**SET EXERCISE:** Locate and copy all lines bearing the word "Juni".

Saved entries

+--

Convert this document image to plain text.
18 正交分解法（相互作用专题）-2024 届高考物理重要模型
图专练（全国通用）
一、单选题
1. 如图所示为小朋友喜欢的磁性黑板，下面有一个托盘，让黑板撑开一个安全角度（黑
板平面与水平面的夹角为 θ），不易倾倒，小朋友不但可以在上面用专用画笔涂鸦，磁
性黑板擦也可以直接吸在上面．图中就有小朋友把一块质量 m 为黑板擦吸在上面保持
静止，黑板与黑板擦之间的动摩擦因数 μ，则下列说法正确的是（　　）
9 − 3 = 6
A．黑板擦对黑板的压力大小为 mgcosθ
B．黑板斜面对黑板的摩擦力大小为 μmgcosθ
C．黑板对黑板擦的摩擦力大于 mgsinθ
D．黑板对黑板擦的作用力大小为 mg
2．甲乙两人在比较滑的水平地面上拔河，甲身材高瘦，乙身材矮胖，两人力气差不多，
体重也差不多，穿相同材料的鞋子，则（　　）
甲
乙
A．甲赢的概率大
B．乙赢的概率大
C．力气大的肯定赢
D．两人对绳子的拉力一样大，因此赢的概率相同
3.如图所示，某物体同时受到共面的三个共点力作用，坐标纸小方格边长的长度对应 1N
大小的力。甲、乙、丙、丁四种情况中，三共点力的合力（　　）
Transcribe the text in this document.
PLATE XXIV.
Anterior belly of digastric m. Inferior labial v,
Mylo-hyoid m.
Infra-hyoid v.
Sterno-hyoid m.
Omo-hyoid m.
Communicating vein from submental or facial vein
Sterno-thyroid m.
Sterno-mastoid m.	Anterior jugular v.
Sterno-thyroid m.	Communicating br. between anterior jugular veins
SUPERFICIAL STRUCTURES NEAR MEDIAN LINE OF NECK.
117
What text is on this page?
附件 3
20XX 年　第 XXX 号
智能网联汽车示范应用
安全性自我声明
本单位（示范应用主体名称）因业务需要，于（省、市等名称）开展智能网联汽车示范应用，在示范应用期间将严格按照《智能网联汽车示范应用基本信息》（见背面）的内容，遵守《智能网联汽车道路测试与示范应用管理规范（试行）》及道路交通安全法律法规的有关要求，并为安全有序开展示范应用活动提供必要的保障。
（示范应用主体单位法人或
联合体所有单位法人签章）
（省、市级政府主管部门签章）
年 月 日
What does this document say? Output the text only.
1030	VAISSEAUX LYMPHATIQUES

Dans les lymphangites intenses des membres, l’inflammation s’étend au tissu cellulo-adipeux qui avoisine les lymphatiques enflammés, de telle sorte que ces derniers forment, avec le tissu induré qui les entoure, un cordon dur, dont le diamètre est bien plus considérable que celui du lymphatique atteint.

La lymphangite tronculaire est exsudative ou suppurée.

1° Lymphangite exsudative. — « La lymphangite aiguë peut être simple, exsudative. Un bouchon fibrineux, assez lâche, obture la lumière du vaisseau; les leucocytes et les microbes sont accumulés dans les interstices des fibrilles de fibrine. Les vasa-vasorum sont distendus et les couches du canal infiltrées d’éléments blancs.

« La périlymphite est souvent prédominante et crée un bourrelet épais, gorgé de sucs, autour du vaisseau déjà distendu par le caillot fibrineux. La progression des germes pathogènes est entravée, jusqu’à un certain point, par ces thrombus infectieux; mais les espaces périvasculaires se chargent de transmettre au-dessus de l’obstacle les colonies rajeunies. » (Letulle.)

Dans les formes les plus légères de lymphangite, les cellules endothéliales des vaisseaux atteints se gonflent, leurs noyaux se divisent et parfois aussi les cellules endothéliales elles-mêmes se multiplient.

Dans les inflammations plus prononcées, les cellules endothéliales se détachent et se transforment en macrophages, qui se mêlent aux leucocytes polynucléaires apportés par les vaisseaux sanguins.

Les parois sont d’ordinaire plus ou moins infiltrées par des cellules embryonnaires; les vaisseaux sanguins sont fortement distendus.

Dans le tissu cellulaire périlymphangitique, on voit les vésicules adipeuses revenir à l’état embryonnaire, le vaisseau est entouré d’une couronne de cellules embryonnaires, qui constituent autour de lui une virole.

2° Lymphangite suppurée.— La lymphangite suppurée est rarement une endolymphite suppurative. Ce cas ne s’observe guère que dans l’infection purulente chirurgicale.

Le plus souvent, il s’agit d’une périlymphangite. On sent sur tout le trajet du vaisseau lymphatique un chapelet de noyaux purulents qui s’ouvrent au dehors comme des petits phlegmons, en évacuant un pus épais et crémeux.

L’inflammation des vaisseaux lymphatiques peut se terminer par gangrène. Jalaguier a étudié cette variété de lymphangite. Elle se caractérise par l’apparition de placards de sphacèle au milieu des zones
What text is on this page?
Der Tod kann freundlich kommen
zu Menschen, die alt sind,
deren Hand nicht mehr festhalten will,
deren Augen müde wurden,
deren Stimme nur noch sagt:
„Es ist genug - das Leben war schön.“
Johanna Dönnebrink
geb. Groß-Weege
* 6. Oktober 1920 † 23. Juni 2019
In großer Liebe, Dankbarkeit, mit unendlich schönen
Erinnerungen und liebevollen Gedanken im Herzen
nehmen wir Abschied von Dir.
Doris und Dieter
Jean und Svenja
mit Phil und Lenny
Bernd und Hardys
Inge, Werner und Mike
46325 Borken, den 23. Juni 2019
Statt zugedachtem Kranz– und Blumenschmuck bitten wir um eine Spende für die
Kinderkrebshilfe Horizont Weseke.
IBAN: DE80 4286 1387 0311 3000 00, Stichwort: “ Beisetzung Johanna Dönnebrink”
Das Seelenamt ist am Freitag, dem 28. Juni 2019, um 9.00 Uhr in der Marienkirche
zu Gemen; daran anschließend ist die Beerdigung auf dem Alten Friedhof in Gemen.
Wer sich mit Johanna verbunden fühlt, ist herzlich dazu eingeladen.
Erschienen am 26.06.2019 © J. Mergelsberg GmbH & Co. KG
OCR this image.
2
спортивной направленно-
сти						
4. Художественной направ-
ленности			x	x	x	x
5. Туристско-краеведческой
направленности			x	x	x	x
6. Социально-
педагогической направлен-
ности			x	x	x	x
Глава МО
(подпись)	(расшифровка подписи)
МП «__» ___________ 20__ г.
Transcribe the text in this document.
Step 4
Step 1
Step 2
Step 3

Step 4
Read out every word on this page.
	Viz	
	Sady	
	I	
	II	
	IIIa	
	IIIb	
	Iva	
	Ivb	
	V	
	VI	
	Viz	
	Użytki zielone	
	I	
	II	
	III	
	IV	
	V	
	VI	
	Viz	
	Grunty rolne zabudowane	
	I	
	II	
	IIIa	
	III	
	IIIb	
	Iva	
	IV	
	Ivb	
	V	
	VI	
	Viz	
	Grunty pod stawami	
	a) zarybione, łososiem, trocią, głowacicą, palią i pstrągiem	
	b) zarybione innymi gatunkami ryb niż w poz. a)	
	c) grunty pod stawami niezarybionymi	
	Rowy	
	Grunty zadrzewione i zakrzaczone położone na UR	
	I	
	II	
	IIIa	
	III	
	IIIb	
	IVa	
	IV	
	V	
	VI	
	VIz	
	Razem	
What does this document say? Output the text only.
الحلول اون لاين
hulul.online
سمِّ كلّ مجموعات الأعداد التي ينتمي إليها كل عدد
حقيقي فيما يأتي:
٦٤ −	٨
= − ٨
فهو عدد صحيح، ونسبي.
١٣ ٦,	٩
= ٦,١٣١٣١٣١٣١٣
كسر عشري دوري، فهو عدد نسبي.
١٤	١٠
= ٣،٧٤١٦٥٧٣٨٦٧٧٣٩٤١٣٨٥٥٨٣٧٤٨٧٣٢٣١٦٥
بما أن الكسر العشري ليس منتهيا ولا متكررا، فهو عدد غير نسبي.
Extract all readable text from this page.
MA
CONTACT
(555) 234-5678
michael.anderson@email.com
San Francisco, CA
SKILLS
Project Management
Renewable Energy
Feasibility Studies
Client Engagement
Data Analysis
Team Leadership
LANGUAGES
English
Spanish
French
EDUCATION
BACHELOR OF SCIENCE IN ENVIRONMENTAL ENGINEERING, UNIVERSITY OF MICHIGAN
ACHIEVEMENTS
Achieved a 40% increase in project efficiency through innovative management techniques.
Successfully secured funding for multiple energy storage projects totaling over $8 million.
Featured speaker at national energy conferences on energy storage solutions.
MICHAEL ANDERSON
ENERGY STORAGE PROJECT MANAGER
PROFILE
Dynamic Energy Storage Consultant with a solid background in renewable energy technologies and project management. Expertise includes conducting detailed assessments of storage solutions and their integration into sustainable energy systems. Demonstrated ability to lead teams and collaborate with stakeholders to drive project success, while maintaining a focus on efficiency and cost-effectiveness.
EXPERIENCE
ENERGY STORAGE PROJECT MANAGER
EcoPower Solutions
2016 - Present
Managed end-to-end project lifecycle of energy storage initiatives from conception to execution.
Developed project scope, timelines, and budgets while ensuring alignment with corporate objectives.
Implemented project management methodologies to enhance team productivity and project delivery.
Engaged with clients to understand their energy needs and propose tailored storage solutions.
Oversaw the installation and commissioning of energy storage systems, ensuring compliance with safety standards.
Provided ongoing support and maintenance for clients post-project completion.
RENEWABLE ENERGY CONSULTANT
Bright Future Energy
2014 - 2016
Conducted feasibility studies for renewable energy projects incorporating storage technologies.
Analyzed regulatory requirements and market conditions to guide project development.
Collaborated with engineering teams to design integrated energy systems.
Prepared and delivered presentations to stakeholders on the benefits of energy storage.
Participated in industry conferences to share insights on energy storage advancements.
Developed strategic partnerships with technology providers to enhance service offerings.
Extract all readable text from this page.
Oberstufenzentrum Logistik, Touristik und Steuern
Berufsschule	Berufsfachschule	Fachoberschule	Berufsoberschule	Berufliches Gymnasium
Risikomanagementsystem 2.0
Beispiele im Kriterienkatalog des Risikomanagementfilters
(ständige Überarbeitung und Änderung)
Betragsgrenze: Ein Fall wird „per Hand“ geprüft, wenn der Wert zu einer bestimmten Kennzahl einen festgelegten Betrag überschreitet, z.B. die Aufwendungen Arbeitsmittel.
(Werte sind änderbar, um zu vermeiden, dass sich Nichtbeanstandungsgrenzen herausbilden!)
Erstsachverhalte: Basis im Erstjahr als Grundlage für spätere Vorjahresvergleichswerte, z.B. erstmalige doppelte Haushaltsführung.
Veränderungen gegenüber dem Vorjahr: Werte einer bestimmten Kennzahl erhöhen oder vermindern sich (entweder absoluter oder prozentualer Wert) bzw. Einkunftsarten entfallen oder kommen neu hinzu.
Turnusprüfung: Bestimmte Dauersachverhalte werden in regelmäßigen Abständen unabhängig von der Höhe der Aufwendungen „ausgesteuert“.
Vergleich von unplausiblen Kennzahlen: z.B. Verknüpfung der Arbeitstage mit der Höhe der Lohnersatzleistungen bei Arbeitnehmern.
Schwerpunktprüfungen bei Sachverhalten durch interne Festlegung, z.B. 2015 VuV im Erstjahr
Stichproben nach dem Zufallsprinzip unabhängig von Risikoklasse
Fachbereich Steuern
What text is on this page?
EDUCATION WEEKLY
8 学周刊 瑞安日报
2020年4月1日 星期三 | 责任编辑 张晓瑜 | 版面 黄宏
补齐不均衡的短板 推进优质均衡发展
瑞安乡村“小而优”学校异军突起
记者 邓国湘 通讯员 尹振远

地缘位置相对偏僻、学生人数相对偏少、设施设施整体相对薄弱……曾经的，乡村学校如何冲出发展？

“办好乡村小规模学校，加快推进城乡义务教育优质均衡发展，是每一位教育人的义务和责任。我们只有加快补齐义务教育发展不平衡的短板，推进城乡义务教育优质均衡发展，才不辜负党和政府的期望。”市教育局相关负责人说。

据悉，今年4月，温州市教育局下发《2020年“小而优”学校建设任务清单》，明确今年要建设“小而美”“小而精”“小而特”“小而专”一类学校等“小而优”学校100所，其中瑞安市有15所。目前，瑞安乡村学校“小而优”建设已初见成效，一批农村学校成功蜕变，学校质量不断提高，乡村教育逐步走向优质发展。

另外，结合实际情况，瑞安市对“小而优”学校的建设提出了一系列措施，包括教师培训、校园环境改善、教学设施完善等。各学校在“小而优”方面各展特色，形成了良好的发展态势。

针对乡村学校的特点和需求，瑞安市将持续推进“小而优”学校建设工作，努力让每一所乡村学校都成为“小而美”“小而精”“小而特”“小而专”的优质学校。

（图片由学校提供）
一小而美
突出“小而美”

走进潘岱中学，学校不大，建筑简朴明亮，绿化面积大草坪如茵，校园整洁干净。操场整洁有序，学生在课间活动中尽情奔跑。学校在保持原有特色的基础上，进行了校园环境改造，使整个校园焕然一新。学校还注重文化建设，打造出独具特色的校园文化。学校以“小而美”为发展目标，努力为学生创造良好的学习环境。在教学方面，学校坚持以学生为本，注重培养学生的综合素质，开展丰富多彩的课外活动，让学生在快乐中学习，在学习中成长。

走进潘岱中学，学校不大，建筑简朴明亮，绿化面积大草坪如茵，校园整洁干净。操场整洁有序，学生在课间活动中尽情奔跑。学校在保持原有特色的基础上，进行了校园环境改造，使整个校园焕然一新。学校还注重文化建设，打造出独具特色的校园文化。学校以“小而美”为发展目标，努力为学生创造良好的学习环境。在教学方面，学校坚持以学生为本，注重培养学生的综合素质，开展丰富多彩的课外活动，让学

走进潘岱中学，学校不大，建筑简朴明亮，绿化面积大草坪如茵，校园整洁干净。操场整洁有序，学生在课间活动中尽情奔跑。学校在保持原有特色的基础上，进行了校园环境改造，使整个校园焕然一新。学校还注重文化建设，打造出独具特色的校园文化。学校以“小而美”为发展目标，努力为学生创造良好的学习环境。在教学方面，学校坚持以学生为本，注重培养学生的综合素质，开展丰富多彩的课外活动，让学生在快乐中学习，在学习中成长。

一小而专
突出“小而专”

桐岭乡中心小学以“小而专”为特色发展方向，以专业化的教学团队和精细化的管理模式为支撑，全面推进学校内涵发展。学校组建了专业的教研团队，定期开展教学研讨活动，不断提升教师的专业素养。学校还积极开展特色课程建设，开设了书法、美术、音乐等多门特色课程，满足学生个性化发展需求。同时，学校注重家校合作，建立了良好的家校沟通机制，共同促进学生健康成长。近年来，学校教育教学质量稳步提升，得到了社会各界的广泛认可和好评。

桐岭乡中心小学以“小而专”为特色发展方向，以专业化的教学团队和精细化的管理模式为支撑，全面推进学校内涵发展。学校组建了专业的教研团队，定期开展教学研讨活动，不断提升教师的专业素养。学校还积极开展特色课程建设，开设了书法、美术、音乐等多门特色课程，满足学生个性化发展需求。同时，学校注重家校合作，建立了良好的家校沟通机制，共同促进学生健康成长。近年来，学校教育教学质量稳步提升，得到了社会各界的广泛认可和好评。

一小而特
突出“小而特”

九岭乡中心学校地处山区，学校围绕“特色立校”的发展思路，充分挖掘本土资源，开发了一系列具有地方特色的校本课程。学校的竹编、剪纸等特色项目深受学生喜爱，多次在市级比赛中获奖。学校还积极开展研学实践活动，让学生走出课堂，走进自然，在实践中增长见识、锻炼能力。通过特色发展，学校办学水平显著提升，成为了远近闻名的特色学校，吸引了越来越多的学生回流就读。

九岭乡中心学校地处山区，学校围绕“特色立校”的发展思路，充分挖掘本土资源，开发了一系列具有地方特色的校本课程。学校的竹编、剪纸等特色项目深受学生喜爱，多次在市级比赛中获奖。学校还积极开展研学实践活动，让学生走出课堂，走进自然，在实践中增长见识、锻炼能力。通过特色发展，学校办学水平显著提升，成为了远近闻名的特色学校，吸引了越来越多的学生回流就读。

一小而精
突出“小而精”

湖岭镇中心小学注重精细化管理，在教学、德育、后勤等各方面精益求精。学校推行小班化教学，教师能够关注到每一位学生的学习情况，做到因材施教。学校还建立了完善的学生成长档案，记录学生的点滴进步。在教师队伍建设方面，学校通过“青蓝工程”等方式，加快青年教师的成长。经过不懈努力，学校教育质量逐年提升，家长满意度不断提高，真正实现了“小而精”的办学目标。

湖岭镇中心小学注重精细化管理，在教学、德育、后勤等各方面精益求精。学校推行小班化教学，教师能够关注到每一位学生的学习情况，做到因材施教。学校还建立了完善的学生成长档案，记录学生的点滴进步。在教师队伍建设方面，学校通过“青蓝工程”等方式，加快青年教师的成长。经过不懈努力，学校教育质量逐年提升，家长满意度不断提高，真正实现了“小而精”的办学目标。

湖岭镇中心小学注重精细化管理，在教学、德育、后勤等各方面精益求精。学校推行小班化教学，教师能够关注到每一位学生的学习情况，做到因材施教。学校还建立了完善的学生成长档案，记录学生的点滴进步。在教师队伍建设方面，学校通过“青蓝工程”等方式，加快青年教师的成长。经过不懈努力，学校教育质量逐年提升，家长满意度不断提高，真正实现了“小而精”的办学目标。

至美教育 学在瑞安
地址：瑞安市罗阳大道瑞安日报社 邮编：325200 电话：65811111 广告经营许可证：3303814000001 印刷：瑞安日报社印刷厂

+--

**RESPONSE BELOW:**
* 6. Oktober 1920 † 23. Juni 2019
46325 Borken, den 23. Juni 2019
Das Seelenamt ist am Freitag, dem 28. Juni 2019, um 9.00 Uhr in der Marienkirche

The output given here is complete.